EXERCISE DETAILS.
Locate and copy each line in the data that contains the word "organizational".

>> BEGIN RAW RECORDS

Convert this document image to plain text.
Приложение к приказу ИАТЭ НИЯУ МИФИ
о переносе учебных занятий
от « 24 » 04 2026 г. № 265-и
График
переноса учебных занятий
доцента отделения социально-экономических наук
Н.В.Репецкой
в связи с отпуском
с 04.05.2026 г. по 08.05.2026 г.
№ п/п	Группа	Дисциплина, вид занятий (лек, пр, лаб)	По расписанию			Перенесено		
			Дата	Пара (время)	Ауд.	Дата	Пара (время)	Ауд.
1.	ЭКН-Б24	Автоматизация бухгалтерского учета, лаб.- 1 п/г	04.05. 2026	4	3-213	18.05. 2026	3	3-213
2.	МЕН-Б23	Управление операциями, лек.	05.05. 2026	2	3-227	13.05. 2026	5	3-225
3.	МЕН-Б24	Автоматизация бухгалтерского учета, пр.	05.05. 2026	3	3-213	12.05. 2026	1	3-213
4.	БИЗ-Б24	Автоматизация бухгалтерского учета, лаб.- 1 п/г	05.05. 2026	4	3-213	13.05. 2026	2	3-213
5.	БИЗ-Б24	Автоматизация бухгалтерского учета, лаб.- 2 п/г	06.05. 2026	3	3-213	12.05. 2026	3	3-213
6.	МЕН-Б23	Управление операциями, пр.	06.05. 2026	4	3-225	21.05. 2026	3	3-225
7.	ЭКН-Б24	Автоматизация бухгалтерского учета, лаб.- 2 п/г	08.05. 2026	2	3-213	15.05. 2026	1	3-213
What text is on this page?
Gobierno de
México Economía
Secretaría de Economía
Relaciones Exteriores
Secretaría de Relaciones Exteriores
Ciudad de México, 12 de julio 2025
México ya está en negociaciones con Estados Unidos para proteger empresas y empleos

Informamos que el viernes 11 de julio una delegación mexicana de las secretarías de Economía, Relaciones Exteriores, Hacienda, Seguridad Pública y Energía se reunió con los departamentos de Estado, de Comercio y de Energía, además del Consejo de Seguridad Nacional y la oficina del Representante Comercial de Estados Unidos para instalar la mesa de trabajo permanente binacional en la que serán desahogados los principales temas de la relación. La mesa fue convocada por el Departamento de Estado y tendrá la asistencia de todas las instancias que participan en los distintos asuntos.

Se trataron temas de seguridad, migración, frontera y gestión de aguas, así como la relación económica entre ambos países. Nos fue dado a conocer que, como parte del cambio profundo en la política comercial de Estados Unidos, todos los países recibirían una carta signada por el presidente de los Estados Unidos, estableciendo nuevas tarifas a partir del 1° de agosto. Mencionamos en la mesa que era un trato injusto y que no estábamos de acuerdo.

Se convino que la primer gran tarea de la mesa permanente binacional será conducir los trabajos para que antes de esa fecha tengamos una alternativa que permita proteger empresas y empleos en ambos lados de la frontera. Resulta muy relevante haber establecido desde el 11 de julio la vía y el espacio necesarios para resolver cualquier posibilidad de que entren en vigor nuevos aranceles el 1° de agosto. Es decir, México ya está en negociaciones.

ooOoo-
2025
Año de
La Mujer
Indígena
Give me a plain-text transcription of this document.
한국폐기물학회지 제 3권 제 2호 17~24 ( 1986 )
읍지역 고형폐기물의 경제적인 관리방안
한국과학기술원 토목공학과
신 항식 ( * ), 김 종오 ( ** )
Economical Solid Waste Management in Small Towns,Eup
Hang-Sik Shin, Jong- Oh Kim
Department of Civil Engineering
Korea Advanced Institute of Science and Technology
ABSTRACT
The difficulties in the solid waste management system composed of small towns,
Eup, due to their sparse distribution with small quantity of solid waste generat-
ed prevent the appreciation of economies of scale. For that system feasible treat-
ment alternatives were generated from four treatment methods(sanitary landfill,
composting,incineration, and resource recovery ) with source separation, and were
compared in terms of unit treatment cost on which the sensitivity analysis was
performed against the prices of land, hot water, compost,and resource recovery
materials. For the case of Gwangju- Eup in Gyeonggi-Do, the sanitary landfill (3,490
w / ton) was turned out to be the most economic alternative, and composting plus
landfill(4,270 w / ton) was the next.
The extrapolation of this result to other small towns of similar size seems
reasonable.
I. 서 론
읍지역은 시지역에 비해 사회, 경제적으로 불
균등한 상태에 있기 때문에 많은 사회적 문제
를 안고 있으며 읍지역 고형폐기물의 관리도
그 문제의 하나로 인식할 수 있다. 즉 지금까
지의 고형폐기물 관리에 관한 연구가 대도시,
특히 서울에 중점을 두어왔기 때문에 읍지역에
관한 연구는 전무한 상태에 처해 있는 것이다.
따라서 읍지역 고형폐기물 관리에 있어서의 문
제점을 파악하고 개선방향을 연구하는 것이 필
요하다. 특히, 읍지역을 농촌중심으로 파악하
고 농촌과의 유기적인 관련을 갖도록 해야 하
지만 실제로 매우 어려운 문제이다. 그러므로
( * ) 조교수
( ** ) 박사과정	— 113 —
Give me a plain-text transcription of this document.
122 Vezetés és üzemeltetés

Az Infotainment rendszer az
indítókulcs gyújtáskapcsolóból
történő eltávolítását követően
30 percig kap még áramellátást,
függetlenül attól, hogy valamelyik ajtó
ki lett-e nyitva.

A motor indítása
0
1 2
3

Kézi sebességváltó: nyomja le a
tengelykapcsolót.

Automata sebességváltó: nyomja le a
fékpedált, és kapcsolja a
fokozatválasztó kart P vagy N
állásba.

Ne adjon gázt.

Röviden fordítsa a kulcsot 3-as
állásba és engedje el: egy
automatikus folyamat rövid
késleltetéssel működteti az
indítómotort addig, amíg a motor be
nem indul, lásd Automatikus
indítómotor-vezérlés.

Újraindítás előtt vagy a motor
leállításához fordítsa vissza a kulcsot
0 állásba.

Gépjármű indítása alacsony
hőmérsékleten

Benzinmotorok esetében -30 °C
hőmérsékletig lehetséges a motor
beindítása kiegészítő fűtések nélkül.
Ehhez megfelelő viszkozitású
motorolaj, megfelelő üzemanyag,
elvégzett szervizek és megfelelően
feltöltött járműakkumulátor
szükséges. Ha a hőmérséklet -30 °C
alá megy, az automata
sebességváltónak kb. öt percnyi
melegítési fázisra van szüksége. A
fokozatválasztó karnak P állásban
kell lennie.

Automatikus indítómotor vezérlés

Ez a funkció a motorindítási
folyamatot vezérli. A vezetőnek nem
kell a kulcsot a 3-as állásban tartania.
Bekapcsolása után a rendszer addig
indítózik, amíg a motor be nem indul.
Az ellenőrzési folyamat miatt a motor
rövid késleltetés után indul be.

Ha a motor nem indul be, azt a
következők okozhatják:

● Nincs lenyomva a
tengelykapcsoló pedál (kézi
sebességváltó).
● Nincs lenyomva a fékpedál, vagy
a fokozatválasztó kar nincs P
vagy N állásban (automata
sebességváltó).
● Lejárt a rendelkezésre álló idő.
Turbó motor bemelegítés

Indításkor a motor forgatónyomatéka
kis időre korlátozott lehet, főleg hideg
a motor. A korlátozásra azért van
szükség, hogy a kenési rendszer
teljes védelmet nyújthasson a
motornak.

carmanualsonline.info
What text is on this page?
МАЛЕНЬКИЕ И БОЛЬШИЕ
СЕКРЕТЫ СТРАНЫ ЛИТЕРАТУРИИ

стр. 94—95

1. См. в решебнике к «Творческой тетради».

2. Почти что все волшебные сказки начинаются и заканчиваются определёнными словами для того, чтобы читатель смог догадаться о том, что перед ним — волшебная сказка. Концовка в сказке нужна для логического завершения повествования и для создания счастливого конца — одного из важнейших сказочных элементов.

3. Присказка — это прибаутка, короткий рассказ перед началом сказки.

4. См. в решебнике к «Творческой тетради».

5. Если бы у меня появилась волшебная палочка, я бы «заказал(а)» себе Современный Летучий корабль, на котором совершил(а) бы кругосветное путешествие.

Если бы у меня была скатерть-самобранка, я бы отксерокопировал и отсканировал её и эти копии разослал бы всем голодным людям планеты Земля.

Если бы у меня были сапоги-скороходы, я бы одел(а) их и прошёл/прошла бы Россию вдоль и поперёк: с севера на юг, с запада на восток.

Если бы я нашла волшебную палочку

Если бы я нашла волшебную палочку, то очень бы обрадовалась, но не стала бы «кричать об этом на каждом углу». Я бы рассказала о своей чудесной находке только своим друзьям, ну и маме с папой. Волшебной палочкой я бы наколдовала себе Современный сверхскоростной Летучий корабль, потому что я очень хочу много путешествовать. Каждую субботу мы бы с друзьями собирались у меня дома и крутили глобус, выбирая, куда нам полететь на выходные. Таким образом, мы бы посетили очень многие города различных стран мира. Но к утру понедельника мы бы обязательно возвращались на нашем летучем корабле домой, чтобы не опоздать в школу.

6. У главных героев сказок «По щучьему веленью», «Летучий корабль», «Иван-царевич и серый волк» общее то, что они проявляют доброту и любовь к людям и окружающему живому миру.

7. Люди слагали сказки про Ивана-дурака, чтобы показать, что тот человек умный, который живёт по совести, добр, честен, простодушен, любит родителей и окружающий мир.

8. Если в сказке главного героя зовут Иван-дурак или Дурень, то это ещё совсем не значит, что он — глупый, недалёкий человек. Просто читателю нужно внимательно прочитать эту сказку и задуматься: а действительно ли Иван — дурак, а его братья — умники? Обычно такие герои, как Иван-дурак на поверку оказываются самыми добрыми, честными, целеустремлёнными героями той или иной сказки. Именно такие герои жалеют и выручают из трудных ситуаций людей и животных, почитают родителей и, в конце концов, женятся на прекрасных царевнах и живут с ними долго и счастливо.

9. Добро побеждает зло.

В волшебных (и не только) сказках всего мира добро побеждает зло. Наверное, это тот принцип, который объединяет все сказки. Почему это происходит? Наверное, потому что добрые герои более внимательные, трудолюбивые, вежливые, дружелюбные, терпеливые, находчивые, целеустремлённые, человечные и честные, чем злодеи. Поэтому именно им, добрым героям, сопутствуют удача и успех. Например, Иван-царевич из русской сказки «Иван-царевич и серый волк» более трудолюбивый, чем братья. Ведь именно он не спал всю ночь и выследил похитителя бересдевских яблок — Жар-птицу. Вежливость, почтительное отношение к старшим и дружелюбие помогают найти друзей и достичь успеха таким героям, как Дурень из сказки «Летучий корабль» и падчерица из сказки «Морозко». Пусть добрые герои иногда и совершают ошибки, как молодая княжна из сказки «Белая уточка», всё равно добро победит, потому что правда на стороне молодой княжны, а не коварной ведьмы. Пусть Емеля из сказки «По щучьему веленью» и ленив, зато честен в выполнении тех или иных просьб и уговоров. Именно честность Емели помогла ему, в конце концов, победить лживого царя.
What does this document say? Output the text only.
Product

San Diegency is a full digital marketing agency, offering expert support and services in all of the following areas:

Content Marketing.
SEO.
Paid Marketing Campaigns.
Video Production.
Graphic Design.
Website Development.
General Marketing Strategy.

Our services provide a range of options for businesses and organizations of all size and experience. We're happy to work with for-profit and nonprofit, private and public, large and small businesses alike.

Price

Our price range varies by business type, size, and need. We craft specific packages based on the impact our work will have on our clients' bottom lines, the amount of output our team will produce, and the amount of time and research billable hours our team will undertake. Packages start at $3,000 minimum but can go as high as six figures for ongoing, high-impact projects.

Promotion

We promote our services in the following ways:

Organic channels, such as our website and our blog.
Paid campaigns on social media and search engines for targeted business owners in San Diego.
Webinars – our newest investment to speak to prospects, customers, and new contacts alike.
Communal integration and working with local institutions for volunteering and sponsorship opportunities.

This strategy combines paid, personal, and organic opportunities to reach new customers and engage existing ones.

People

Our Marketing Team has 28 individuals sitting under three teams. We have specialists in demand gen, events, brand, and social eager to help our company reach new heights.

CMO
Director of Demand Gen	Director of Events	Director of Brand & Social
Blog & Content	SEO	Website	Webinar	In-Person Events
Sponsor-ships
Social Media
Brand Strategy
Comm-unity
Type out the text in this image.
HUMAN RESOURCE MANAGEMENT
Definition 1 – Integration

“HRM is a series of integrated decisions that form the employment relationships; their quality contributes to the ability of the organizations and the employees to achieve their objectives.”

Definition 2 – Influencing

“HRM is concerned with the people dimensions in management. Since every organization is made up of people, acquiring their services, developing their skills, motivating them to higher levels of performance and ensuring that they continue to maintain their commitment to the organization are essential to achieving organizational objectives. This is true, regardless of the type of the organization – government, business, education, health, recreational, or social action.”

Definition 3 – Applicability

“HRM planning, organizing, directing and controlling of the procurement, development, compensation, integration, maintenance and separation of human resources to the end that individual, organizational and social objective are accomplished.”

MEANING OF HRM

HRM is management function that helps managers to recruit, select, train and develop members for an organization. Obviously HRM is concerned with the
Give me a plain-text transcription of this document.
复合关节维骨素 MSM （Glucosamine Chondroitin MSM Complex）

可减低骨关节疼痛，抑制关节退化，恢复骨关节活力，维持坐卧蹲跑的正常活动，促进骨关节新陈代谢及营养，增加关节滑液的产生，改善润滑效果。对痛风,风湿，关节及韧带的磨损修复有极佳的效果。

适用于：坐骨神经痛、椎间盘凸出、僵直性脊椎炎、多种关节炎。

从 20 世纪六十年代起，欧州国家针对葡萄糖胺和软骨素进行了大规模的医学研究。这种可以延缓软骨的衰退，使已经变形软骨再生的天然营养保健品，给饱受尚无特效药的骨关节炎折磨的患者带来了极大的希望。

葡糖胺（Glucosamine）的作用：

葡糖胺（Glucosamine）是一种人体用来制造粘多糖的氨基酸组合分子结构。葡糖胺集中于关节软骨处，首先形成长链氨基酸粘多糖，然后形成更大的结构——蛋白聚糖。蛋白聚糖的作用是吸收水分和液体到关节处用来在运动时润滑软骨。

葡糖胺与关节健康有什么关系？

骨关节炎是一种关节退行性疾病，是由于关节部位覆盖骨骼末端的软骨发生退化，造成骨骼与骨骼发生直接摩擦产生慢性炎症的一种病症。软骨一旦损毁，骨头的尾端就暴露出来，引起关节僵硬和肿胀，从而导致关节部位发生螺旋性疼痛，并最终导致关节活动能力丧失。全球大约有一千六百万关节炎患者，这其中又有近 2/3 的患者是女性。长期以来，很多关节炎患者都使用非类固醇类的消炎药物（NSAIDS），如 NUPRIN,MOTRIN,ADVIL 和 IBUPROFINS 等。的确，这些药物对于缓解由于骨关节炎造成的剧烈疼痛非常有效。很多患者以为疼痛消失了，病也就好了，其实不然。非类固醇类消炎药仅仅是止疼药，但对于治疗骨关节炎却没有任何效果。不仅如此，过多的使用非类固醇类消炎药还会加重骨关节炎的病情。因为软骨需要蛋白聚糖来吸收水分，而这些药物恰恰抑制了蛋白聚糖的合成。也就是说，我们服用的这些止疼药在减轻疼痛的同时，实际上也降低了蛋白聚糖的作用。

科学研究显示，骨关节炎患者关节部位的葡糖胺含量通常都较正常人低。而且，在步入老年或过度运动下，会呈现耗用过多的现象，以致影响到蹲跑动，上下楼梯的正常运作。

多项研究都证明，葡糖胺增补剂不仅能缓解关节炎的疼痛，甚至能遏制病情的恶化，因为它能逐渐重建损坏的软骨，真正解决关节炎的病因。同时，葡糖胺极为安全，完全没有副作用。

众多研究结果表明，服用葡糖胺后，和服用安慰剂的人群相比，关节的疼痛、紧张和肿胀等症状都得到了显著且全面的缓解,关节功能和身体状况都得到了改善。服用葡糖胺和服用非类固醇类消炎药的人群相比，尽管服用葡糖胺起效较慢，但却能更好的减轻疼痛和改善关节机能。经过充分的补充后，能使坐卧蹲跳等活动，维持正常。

>> END RAW RECORDS

ANSWER.
“HRM is concerned with the people dimensions in management. Since every organization is made up of people, acquiring their services, developing their skills, motivating them to higher levels of performance and ensuring that they continue to maintain their commitment to the organization are essential to achieving organizational objectives. This is true, regardless of the type of the organization – government, business, education, health, recreational, or social action.”
“HRM planning, organizing, directing and controlling of the procurement, development, compensation, integration, maintenance and separation of human resources to the end that individual, organizational and social objective are accomplished.”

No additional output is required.